# [DATASET ENTRIES]

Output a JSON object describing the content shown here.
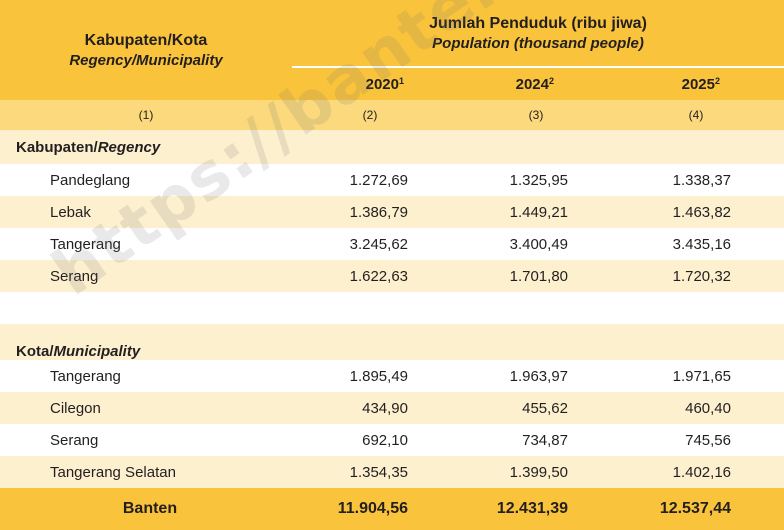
{
  "header": {
    "col1_title": "Kabupaten/Kota",
    "col1_subtitle": "Regency/Municipality",
    "group_title": "Jumlah Penduduk (ribu jiwa)",
    "group_subtitle": "Population (thousand people)",
    "years": [
      {
        "year": "2020",
        "note": "1"
      },
      {
        "year": "2024",
        "note": "2"
      },
      {
        "year": "2025",
        "note": "2"
      }
    ],
    "col_numbers": [
      "(1)",
      "(2)",
      "(3)",
      "(4)"
    ]
  },
  "sections": [
    {
      "label_main": "Kabupaten/",
      "label_en": "Regency",
      "rows": [
        {
          "name": "Pandeglang",
          "values": [
            "1.272,69",
            "1.325,95",
            "1.338,37"
          ]
        },
        {
          "name": "Lebak",
          "values": [
            "1.386,79",
            "1.449,21",
            "1.463,82"
          ]
        },
        {
          "name": "Tangerang",
          "values": [
            "3.245,62",
            "3.400,49",
            "3.435,16"
          ]
        },
        {
          "name": "Serang",
          "values": [
            "1.622,63",
            "1.701,80",
            "1.720,32"
          ]
        }
      ]
    },
    {
      "label_main": "Kota/",
      "label_en": "Municipality",
      "rows": [
        {
          "name": "Tangerang",
          "values": [
            "1.895,49",
            "1.963,97",
            "1.971,65"
          ]
        },
        {
          "name": "Cilegon",
          "values": [
            "434,90",
            "455,62",
            "460,40"
          ]
        },
        {
          "name": "Serang",
          "values": [
            "692,10",
            "734,87",
            "745,56"
          ]
        },
        {
          "name": "Tangerang Selatan",
          "values": [
            "1.354,35",
            "1.399,50",
            "1.402,16"
          ]
        }
      ]
    }
  ],
  "total": {
    "name": "Banten",
    "values": [
      "11.904,56",
      "12.431,39",
      "12.537,44"
    ]
  },
  "watermark": "https://banten.bps.go.id",
  "colors": {
    "header": "#f9c33b",
    "subheader": "#fbd97c",
    "stripe": "#fdf0cf",
    "total": "#f9c33b"
  }
}
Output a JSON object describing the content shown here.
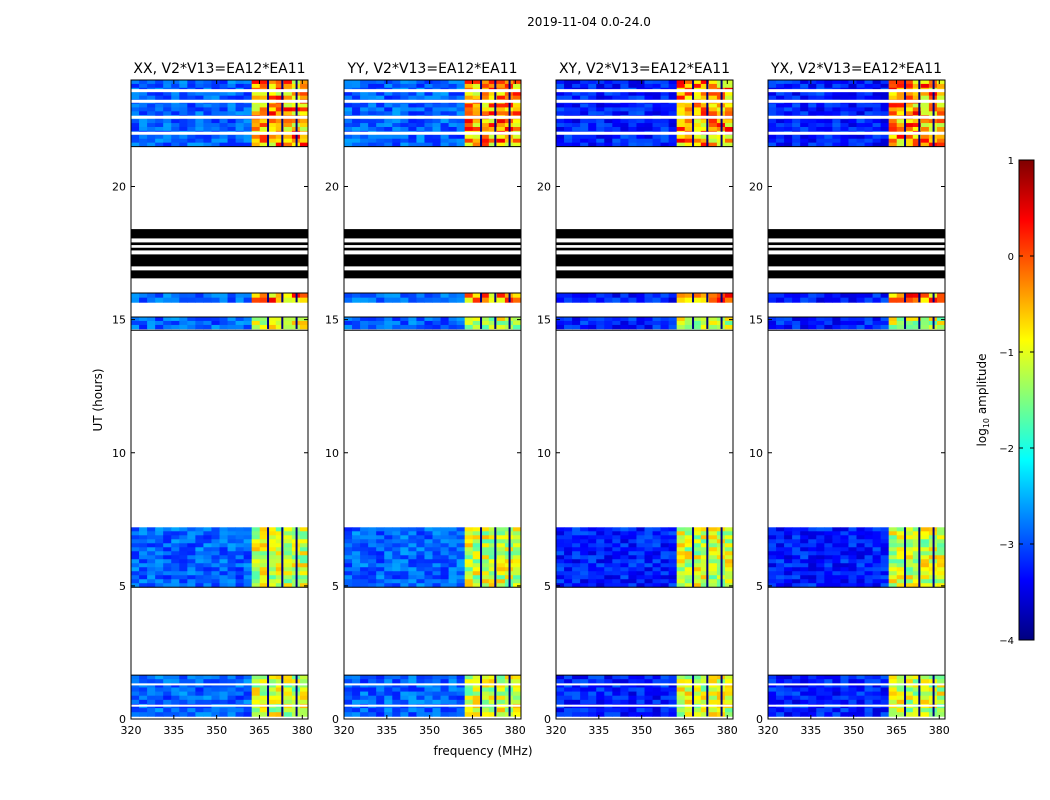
{
  "figure_title": "2019-11-04 0.0-24.0",
  "chart_data": {
    "type": "heatmap",
    "title": "2019-11-04 0.0-24.0",
    "xlabel": "frequency (MHz)",
    "ylabel": "UT (hours)",
    "xlim": [
      320,
      382
    ],
    "ylim": [
      0,
      24
    ],
    "x_ticks": [
      320,
      335,
      350,
      365,
      380
    ],
    "y_ticks": [
      0,
      5,
      10,
      15,
      20
    ],
    "panels": [
      {
        "title": "XX, V2*V13=EA12*EA11"
      },
      {
        "title": "YY, V2*V13=EA12*EA11"
      },
      {
        "title": "XY, V2*V13=EA12*EA11"
      },
      {
        "title": "YX, V2*V13=EA12*EA11"
      }
    ],
    "data_time_ranges_hours": [
      [
        0.1,
        1.65
      ],
      [
        4.95,
        7.2
      ],
      [
        14.65,
        15.1
      ],
      [
        15.65,
        16.0
      ],
      [
        21.5,
        24.0
      ]
    ],
    "flagged_time_ranges_hours": [
      [
        16.5,
        18.4
      ]
    ],
    "bright_band_mhz": [
      363,
      381
    ],
    "colorbar": {
      "label": "log10 amplitude",
      "label_main": "log",
      "label_sub": "10",
      "label_tail": " amplitude",
      "min": -4,
      "max": 1,
      "ticks": [
        "1",
        "0",
        "−1",
        "−2",
        "−3",
        "−4"
      ],
      "colormap": "jet"
    }
  }
}
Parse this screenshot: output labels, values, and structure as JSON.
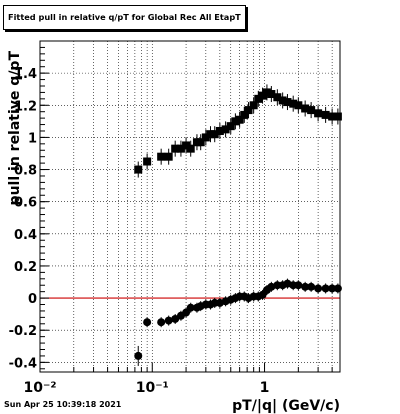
{
  "title": "Fitted pull in relative q/pT for Global Rec All EtapT",
  "timestamp": "Sun Apr 25 10:39:18 2021",
  "chart_data": {
    "type": "scatter",
    "title": "Fitted pull in relative q/pT for Global Rec All EtapT",
    "xlabel": "pT/|q| (GeV/c)",
    "ylabel": "pull in relative q/pT",
    "xscale": "log",
    "xlim": [
      0.01,
      4.7
    ],
    "ylim": [
      -0.46,
      1.6
    ],
    "grid": true,
    "x_tick_labels": [
      "10⁻²",
      "10⁻¹",
      "1"
    ],
    "y_tick_labels": [
      "-0.4",
      "-0.2",
      "0",
      "0.2",
      "0.4",
      "0.6",
      "0.8",
      "1",
      "1.2",
      "1.4"
    ],
    "reference_line": {
      "y": 0,
      "color": "#cc0000"
    },
    "series": [
      {
        "marker": "square",
        "x": [
          0.075,
          0.09,
          0.12,
          0.14,
          0.16,
          0.18,
          0.2,
          0.22,
          0.25,
          0.27,
          0.3,
          0.33,
          0.36,
          0.4,
          0.45,
          0.5,
          0.55,
          0.6,
          0.66,
          0.72,
          0.8,
          0.88,
          0.96,
          1.05,
          1.15,
          1.3,
          1.45,
          1.6,
          1.8,
          2.0,
          2.3,
          2.6,
          3.0,
          3.5,
          4.0,
          4.5
        ],
        "y": [
          0.8,
          0.85,
          0.88,
          0.88,
          0.93,
          0.93,
          0.95,
          0.93,
          0.97,
          0.97,
          1.0,
          1.02,
          1.02,
          1.04,
          1.05,
          1.07,
          1.1,
          1.11,
          1.14,
          1.17,
          1.2,
          1.24,
          1.26,
          1.28,
          1.27,
          1.25,
          1.23,
          1.22,
          1.21,
          1.2,
          1.18,
          1.17,
          1.15,
          1.14,
          1.13,
          1.13
        ]
      },
      {
        "marker": "circle",
        "x": [
          0.075,
          0.09,
          0.12,
          0.14,
          0.16,
          0.18,
          0.2,
          0.22,
          0.25,
          0.27,
          0.3,
          0.33,
          0.36,
          0.4,
          0.45,
          0.5,
          0.55,
          0.6,
          0.66,
          0.72,
          0.8,
          0.88,
          0.96,
          1.05,
          1.15,
          1.3,
          1.45,
          1.6,
          1.8,
          2.0,
          2.3,
          2.6,
          3.0,
          3.5,
          4.0,
          4.5
        ],
        "y": [
          -0.36,
          -0.15,
          -0.15,
          -0.14,
          -0.13,
          -0.11,
          -0.09,
          -0.06,
          -0.06,
          -0.05,
          -0.04,
          -0.04,
          -0.03,
          -0.03,
          -0.02,
          -0.01,
          0.0,
          0.01,
          0.01,
          0.0,
          0.01,
          0.01,
          0.02,
          0.05,
          0.07,
          0.08,
          0.08,
          0.09,
          0.08,
          0.08,
          0.07,
          0.07,
          0.06,
          0.06,
          0.06,
          0.06
        ]
      }
    ]
  }
}
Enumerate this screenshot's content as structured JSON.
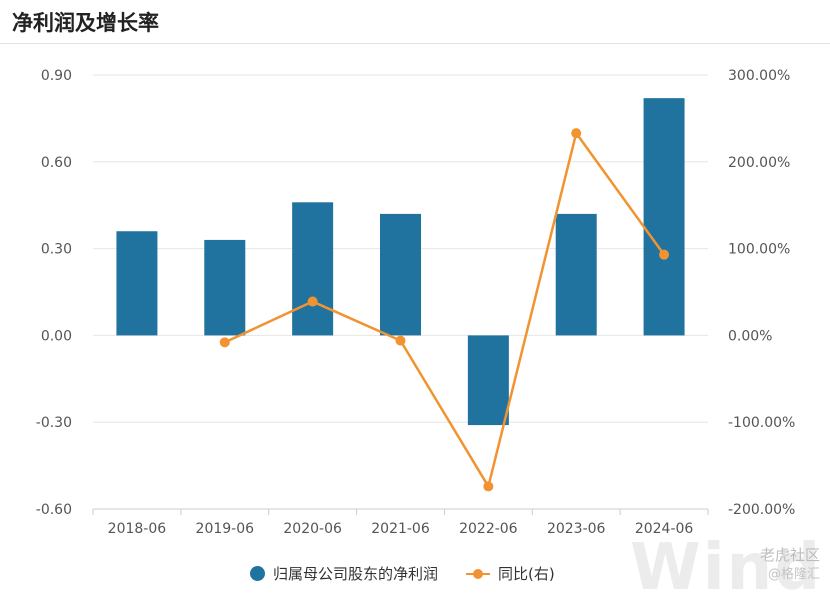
{
  "header": {
    "title": "净利润及增长率"
  },
  "chart_data": {
    "type": "bar",
    "categories": [
      "2018-06",
      "2019-06",
      "2020-06",
      "2021-06",
      "2022-06",
      "2023-06",
      "2024-06"
    ],
    "series": [
      {
        "name": "归属母公司股东的净利润",
        "type": "bar",
        "axis": "left",
        "values": [
          0.36,
          0.33,
          0.46,
          0.42,
          -0.31,
          0.42,
          0.82
        ]
      },
      {
        "name": "同比(右)",
        "type": "line",
        "axis": "right",
        "values": [
          null,
          -8.0,
          39.0,
          -6.0,
          -174.0,
          233.0,
          93.0
        ]
      }
    ],
    "y_left": {
      "min": -0.6,
      "max": 0.9,
      "ticks": [
        "0.90",
        "0.60",
        "0.30",
        "0.00",
        "-0.30",
        "-0.60"
      ]
    },
    "y_right": {
      "min": -200,
      "max": 300,
      "ticks": [
        "300.00%",
        "200.00%",
        "100.00%",
        "0.00%",
        "-100.00%",
        "-200.00%"
      ]
    },
    "grid": "horizontal",
    "legend_position": "bottom-center",
    "colors": {
      "bar": "#21739f",
      "line": "#f29331",
      "grid": "#e6e6e6",
      "axis": "#cccccc"
    }
  },
  "watermark": {
    "text": "Wind",
    "badge": "老虎社区",
    "badge_sub": "@格隆汇"
  }
}
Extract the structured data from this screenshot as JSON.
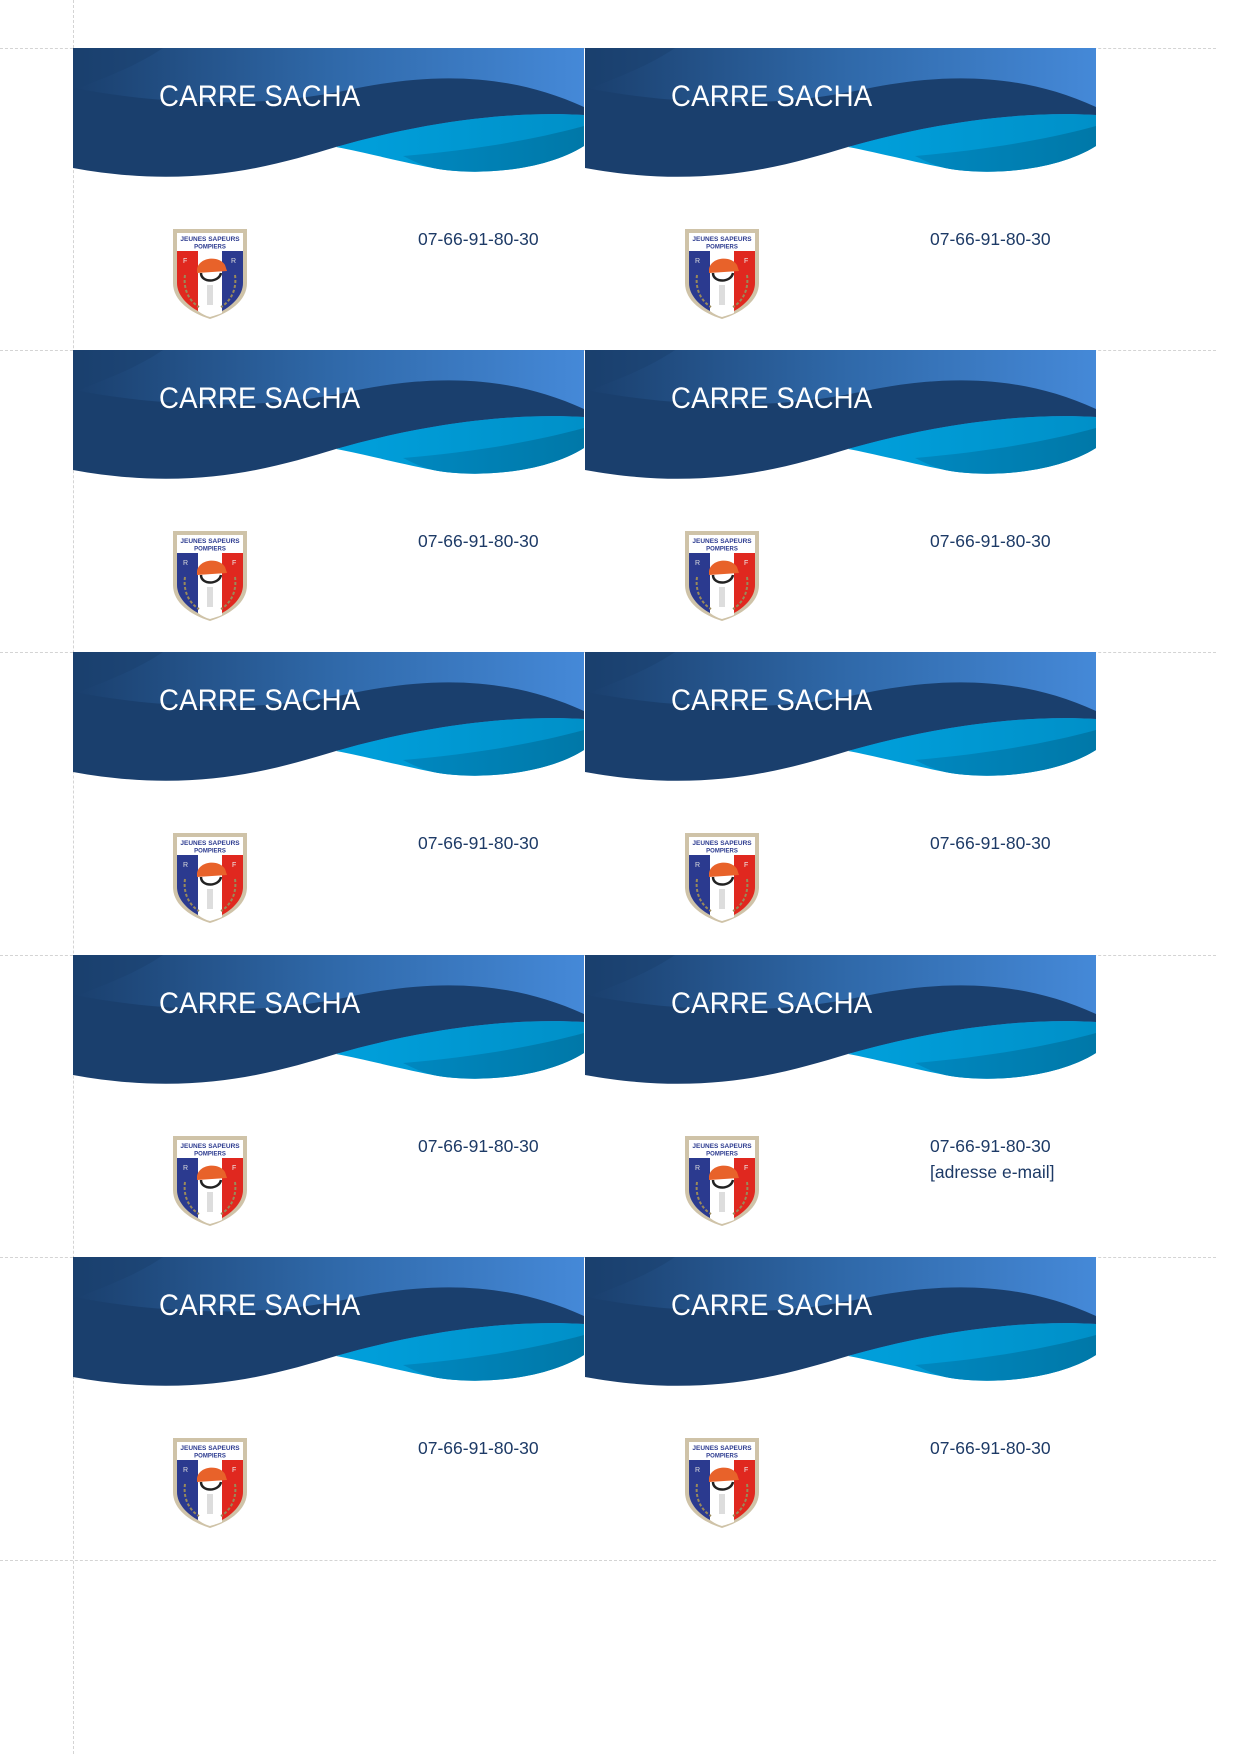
{
  "colors": {
    "banner_dark": "#1a3f6d",
    "banner_light": "#4589d8",
    "wave_cyan": "#00a0dc",
    "wave_teal": "#0078a8",
    "text_blue": "#1d3a66",
    "flag_blue": "#2b3a8f",
    "flag_red": "#e0281f",
    "helmet_orange": "#e8622a"
  },
  "logo": {
    "line1": "JEUNES SAPEURS",
    "line2": "POMPIERS",
    "left_letter": "R",
    "right_letter": "F"
  },
  "cards": [
    {
      "name": "CARRE SACHA",
      "phone": "07-66-91-80-30",
      "logo_mirrored": true
    },
    {
      "name": "CARRE SACHA",
      "phone": "07-66-91-80-30"
    },
    {
      "name": "CARRE SACHA",
      "phone": "07-66-91-80-30"
    },
    {
      "name": "CARRE SACHA",
      "phone": "07-66-91-80-30"
    },
    {
      "name": "CARRE SACHA",
      "phone": "07-66-91-80-30"
    },
    {
      "name": "CARRE SACHA",
      "phone": "07-66-91-80-30"
    },
    {
      "name": "CARRE SACHA",
      "phone": "07-66-91-80-30"
    },
    {
      "name": "CARRE SACHA",
      "phone": "07-66-91-80-30",
      "email": "[adresse e-mail]"
    },
    {
      "name": "CARRE SACHA",
      "phone": "07-66-91-80-30"
    },
    {
      "name": "CARRE SACHA",
      "phone": "07-66-91-80-30"
    }
  ]
}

# [WRITTEN INSTRUCTION]
Gather and copy every line of the data in which the string "pull" is found.

# [RESULT FOR THIS EXERCISE]
  "title": "Fitted pull in relative q/pT for Global Rec All EtapT",
    "title": "Fitted pull in relative q/pT for Global Rec All EtapT",
    "ylabel": "pull in relative q/pT",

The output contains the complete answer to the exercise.